What you will do:
Write out all lines holding the word "matières".

Source data:
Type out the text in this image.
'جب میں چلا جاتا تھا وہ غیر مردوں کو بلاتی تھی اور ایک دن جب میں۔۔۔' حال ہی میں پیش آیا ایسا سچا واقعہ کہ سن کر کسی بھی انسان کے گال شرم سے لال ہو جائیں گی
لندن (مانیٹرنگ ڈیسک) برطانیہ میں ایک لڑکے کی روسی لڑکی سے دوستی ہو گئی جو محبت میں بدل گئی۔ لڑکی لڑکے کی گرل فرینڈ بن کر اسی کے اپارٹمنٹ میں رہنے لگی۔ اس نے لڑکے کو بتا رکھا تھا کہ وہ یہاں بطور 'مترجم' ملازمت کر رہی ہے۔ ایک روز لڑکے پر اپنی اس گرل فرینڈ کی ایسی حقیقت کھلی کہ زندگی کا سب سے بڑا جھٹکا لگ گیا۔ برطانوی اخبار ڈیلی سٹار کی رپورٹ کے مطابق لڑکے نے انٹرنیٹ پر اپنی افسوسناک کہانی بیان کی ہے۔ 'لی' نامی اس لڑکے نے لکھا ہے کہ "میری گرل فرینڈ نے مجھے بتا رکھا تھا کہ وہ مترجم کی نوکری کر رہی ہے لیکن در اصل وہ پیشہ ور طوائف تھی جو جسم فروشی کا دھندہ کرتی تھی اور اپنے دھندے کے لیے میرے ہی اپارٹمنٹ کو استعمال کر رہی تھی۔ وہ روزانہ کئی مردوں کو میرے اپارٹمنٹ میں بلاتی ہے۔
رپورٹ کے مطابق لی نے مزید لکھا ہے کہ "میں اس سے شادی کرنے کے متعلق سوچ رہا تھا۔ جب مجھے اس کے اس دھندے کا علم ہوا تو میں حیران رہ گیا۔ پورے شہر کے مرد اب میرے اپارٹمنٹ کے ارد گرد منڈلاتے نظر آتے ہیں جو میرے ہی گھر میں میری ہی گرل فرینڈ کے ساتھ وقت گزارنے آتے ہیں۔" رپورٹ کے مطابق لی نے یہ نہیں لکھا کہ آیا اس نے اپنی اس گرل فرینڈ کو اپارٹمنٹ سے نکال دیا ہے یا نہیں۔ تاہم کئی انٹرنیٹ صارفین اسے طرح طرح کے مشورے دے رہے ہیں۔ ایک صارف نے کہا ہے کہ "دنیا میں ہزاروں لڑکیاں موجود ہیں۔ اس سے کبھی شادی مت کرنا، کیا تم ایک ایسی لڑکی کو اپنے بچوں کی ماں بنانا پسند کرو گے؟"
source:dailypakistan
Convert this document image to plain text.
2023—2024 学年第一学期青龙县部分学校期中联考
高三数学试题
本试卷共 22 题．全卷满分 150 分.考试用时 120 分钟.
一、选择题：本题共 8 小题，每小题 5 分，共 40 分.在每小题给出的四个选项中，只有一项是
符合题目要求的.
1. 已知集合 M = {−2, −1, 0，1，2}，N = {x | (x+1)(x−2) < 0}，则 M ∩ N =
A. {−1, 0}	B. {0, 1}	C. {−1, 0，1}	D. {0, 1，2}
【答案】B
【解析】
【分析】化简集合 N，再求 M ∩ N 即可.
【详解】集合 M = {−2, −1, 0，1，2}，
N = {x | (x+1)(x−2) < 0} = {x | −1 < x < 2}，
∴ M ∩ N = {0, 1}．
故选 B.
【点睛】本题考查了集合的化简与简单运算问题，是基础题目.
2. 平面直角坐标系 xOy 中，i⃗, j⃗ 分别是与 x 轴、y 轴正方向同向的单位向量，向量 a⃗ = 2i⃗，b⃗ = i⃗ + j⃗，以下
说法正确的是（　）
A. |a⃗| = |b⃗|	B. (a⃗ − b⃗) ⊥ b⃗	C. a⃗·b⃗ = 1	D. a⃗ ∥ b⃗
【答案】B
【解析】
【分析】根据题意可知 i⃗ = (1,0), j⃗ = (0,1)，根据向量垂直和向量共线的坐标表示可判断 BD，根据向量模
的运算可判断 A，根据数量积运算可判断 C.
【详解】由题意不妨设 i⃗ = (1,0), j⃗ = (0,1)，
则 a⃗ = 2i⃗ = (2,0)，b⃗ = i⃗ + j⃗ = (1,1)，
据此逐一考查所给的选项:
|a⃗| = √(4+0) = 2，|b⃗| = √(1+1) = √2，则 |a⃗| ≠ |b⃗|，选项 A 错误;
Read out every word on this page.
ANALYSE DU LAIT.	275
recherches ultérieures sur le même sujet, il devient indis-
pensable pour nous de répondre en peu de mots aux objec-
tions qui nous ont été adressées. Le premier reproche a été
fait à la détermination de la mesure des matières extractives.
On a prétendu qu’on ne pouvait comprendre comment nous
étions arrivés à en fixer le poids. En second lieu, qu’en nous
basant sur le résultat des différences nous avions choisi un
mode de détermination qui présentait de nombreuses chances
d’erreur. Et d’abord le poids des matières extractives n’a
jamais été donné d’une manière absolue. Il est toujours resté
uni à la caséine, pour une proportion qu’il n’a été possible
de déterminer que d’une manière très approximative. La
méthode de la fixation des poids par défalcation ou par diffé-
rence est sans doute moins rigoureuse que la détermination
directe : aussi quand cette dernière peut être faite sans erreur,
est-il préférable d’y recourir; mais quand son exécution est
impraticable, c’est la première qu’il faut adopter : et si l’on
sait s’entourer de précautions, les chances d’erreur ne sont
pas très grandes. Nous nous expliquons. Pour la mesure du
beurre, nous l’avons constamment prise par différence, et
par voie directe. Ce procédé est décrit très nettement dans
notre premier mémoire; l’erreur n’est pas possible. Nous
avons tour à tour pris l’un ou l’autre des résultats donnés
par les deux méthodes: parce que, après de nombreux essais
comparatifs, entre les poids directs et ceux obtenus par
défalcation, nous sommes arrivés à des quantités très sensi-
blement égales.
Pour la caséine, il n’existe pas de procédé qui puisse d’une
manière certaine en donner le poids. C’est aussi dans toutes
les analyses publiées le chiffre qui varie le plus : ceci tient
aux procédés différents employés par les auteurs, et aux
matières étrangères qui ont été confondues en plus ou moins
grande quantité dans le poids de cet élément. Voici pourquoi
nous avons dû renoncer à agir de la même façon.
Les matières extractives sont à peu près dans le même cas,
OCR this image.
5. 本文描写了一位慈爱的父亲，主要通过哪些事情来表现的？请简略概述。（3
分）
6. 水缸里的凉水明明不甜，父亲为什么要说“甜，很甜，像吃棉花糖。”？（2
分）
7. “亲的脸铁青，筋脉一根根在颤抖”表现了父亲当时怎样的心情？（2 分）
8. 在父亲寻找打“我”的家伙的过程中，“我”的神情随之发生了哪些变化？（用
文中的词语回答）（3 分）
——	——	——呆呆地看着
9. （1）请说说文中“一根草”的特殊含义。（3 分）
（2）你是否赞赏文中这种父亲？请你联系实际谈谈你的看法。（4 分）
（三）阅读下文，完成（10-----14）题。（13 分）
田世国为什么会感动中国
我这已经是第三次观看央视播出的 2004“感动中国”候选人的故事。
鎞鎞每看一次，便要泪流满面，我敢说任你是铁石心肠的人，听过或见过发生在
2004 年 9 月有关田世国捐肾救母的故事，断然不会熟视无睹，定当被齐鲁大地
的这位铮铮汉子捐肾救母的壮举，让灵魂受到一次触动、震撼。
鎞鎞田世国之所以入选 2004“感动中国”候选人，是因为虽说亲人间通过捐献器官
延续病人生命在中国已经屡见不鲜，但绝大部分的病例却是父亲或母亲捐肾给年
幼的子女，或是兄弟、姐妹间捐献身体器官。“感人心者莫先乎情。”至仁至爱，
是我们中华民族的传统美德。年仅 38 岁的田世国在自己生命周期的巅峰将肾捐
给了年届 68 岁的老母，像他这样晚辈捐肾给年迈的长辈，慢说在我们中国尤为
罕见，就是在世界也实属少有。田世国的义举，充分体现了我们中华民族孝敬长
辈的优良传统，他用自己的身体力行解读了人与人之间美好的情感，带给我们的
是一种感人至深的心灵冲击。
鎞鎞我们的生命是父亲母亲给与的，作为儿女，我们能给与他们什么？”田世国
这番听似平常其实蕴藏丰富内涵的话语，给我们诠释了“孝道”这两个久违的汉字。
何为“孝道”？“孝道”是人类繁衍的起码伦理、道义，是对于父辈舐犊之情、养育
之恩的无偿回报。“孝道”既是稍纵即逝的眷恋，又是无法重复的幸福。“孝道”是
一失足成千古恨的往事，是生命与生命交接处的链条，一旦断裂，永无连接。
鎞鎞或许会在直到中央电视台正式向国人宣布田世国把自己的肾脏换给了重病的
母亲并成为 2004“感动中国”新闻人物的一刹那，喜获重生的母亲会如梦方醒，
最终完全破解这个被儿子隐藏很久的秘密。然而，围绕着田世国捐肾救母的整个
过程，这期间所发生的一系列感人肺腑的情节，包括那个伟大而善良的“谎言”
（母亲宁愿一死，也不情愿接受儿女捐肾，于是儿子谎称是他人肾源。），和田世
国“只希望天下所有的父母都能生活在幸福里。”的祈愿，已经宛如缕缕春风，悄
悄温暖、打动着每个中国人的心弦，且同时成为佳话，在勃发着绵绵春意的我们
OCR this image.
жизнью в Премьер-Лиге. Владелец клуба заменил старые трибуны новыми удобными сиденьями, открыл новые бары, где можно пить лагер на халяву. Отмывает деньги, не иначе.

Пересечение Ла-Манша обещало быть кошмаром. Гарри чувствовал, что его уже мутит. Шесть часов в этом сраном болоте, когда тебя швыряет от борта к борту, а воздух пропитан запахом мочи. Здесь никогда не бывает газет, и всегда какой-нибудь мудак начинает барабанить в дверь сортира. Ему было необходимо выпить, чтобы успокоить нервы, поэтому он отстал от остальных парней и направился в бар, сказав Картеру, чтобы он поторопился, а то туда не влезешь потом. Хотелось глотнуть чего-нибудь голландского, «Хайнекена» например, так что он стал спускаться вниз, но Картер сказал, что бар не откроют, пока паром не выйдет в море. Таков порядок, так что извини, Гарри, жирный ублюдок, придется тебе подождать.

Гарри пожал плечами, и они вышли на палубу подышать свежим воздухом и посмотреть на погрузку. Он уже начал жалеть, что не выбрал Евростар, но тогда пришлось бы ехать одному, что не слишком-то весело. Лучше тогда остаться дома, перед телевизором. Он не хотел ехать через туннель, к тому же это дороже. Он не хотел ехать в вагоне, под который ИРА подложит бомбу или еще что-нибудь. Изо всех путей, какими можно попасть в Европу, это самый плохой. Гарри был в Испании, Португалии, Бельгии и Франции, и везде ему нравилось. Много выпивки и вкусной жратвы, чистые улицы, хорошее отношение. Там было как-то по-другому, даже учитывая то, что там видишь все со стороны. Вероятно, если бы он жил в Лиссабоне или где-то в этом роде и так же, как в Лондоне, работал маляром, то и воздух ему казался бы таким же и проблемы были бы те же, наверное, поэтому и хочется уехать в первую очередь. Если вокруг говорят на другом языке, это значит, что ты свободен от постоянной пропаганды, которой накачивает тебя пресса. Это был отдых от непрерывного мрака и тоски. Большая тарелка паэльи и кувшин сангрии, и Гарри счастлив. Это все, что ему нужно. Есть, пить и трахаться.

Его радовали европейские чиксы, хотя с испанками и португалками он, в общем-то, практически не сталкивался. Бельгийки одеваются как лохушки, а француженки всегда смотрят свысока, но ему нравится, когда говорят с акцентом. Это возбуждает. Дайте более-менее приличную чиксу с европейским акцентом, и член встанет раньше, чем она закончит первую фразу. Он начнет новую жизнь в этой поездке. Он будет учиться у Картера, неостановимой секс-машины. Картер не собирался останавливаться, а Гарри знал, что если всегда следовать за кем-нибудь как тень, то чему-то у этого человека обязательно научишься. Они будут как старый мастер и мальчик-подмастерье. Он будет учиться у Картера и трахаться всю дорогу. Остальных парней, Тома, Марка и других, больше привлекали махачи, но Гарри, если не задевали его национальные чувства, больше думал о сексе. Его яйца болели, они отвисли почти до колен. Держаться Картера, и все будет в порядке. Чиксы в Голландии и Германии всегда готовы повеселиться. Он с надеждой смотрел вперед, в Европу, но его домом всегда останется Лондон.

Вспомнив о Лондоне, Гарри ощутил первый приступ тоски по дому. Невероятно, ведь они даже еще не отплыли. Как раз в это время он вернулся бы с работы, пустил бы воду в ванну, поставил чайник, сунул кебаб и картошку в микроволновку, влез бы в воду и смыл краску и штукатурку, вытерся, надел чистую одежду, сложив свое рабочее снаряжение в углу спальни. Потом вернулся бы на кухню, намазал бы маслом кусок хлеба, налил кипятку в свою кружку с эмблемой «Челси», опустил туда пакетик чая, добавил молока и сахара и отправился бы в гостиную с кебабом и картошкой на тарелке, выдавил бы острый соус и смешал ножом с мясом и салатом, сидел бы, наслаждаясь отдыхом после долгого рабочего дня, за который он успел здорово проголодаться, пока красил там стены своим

The response:
fait à la détermination de la mesure des matières extractives.
d’erreur. Et d’abord le poids des matières extractives n’a
matières étrangères qui ont été confondues en plus ou moins
Les matières extractives sont à peu près dans le même cas,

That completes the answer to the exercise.